## PROMPT
Output the data that follows exactly, line for line.

Dataset items:
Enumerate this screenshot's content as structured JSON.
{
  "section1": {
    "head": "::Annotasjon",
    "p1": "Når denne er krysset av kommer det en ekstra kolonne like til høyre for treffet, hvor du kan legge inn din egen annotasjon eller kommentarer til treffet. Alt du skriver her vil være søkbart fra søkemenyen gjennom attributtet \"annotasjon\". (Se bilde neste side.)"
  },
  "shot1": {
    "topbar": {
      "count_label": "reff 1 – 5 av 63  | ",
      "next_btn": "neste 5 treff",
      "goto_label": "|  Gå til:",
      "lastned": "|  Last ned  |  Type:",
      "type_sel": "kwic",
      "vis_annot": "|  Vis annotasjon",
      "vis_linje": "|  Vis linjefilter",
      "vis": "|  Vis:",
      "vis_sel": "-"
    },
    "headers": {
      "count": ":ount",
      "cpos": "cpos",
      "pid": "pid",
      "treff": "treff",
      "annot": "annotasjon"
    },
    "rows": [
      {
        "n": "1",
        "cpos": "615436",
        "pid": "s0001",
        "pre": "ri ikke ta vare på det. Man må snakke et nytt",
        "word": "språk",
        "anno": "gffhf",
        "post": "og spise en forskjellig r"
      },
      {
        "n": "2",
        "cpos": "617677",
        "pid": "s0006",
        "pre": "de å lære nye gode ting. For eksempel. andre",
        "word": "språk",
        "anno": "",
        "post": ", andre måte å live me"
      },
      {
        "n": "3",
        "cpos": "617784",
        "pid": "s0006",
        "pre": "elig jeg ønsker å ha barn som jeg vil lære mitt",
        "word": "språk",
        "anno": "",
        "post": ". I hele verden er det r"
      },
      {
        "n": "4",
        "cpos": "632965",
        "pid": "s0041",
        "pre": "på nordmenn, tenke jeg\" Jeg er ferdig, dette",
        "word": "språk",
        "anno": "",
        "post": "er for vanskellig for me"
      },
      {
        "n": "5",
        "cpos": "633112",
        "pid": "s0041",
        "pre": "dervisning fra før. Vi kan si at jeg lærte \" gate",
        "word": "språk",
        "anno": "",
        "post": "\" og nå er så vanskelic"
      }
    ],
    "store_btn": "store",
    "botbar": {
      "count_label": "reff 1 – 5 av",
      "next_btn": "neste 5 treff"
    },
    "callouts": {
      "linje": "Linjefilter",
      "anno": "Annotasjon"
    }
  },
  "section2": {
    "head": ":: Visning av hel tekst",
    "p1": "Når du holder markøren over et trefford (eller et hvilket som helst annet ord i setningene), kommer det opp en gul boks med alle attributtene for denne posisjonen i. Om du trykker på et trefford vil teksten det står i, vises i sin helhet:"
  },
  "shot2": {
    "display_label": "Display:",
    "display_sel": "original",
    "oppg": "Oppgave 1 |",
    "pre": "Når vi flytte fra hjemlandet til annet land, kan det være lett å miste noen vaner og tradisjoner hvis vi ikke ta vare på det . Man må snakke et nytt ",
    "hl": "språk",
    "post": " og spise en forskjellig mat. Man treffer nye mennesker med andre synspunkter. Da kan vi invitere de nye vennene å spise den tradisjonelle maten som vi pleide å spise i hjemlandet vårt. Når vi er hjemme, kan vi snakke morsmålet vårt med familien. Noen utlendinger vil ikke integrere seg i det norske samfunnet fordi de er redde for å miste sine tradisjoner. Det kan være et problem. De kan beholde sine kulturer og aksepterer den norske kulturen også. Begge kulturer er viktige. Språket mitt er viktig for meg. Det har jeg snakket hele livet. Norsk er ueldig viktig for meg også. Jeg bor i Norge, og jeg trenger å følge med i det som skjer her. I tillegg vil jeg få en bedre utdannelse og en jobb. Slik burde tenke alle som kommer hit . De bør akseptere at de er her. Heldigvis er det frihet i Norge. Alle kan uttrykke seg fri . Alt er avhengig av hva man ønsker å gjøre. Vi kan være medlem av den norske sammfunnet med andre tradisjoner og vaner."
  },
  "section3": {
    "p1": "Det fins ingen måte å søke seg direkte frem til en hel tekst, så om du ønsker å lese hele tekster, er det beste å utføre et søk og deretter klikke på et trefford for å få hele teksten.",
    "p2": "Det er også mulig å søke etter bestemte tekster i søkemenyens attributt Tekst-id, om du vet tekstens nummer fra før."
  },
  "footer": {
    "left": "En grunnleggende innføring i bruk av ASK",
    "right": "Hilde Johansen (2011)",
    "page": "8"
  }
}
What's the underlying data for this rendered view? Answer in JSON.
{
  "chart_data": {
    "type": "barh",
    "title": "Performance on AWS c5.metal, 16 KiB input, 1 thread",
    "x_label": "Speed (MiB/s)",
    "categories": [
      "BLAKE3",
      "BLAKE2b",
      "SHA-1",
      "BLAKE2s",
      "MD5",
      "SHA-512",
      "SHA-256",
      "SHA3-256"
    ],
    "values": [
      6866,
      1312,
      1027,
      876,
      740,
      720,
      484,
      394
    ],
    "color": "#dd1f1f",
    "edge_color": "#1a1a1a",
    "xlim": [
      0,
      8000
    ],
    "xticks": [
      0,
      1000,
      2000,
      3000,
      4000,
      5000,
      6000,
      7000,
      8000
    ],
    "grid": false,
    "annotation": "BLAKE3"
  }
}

## ANSWER TO THIS PROBLEM
Enumerate this screenshot's content as structured JSON.
{
  "section1": {
    "head": "::Annotasjon",
    "p1": "Når denne er krysset av kommer det en ekstra kolonne like til høyre for treffet, hvor du kan legge inn din egen annotasjon eller kommentarer til treffet. Alt du skriver her vil være søkbart fra søkemenyen gjennom attributtet \"annotasjon\". (Se bilde neste side.)"
  },
  "shot1": {
    "topbar": {
      "count_label": "reff 1 – 5 av 63  | ",
      "next_btn": "neste 5 treff",
      "goto_label": "|  Gå til:",
      "lastned": "|  Last ned  |  Type:",
      "type_sel": "kwic",
      "vis_annot": "|  Vis annotasjon",
      "vis_linje": "|  Vis linjefilter",
      "vis": "|  Vis:",
      "vis_sel": "-"
    },
    "headers": {
      "count": ":ount",
      "cpos": "cpos",
      "pid": "pid",
      "treff": "treff",
      "annot": "annotasjon"
    },
    "rows": [
      {
        "n": "1",
        "cpos": "615436",
        "pid": "s0001",
        "pre": "ri ikke ta vare på det. Man må snakke et nytt",
        "word": "språk",
        "anno": "gffhf",
        "post": "og spise en forskjellig r"
      },
      {
        "n": "2",
        "cpos": "617677",
        "pid": "s0006",
        "pre": "de å lære nye gode ting. For eksempel. andre",
        "word": "språk",
        "anno": "",
        "post": ", andre måte å live me"
      },
      {
        "n": "3",
        "cpos": "617784",
        "pid": "s0006",
        "pre": "elig jeg ønsker å ha barn som jeg vil lære mitt",
        "word": "språk",
        "anno": "",
        "post": ". I hele verden er det r"
      },
      {
        "n": "4",
        "cpos": "632965",
        "pid": "s0041",
        "pre": "på nordmenn, tenke jeg\" Jeg er ferdig, dette",
        "word": "språk",
        "anno": "",
        "post": "er for vanskellig for me"
      },
      {
        "n": "5",
        "cpos": "633112",
        "pid": "s0041",
        "pre": "dervisning fra før. Vi kan si at jeg lærte \" gate",
        "word": "språk",
        "anno": "",
        "post": "\" og nå er så vanskelic"
      }
    ],
    "store_btn": "store",
    "botbar": {
      "count_label": "reff 1 – 5 av",
      "next_btn": "neste 5 treff"
    },
    "callouts": {
      "linje": "Linjefilter",
      "anno": "Annotasjon"
    }
  },
  "section2": {
    "head": ":: Visning av hel tekst",
    "p1": "Når du holder markøren over et trefford (eller et hvilket som helst annet ord i setningene), kommer det opp en gul boks med alle attributtene for denne posisjonen i. Om du trykker på et trefford vil teksten det står i, vises i sin helhet:"
  },
  "shot2": {
    "display_label": "Display:",
    "display_sel": "original",
    "oppg": "Oppgave 1 |",
    "pre": "Når vi flytte fra hjemlandet til annet land, kan det være lett å miste noen vaner og tradisjoner hvis vi ikke ta vare på det . Man må snakke et nytt ",
    "hl": "språk",
    "post": " og spise en forskjellig mat. Man treffer nye mennesker med andre synspunkter. Da kan vi invitere de nye vennene å spise den tradisjonelle maten som vi pleide å spise i hjemlandet vårt. Når vi er hjemme, kan vi snakke morsmålet vårt med familien. Noen utlendinger vil ikke integrere seg i det norske samfunnet fordi de er redde for å miste sine tradisjoner. Det kan være et problem. De kan beholde sine kulturer og aksepterer den norske kulturen også. Begge kulturer er viktige. Språket mitt er viktig for meg. Det har jeg snakket hele livet. Norsk er ueldig viktig for meg også. Jeg bor i Norge, og jeg trenger å følge med i det som skjer her. I tillegg vil jeg få en bedre utdannelse og en jobb. Slik burde tenke alle som kommer hit . De bør akseptere at de er her. Heldigvis er det frihet i Norge. Alle kan uttrykke seg fri . Alt er avhengig av hva man ønsker å gjøre. Vi kan være medlem av den norske sammfunnet med andre tradisjoner og vaner."
  },
  "section3": {
    "p1": "Det fins ingen måte å søke seg direkte frem til en hel tekst, så om du ønsker å lese hele tekster, er det beste å utføre et søk og deretter klikke på et trefford for å få hele teksten.",
    "p2": "Det er også mulig å søke etter bestemte tekster i søkemenyens attributt Tekst-id, om du vet tekstens nummer fra før."
  },
  "footer": {
    "left": "En grunnleggende innføring i bruk av ASK",
    "right": "Hilde Johansen (2011)",
    "page": "8"
  }
}
What's the underlying data for this rendered view? Answer in JSON.
{
  "chart_data": {
    "type": "barh",
    "title": "Performance on AWS c5.metal, 16 KiB input, 1 thread",
    "x_label": "Speed (MiB/s)",
    "categories": [
      "BLAKE3",
      "BLAKE2b",
      "SHA-1",
      "BLAKE2s",
      "MD5",
      "SHA-512",
      "SHA-256",
      "SHA3-256"
    ],
    "values": [
      6866,
      1312,
      1027,
      876,
      740,
      720,
      484,
      394
    ],
    "color": "#dd1f1f",
    "edge_color": "#1a1a1a",
    "xlim": [
      0,
      8000
    ],
    "xticks": [
      0,
      1000,
      2000,
      3000,
      4000,
      5000,
      6000,
      7000,
      8000
    ],
    "grid": false,
    "annotation": "BLAKE3"
  }
}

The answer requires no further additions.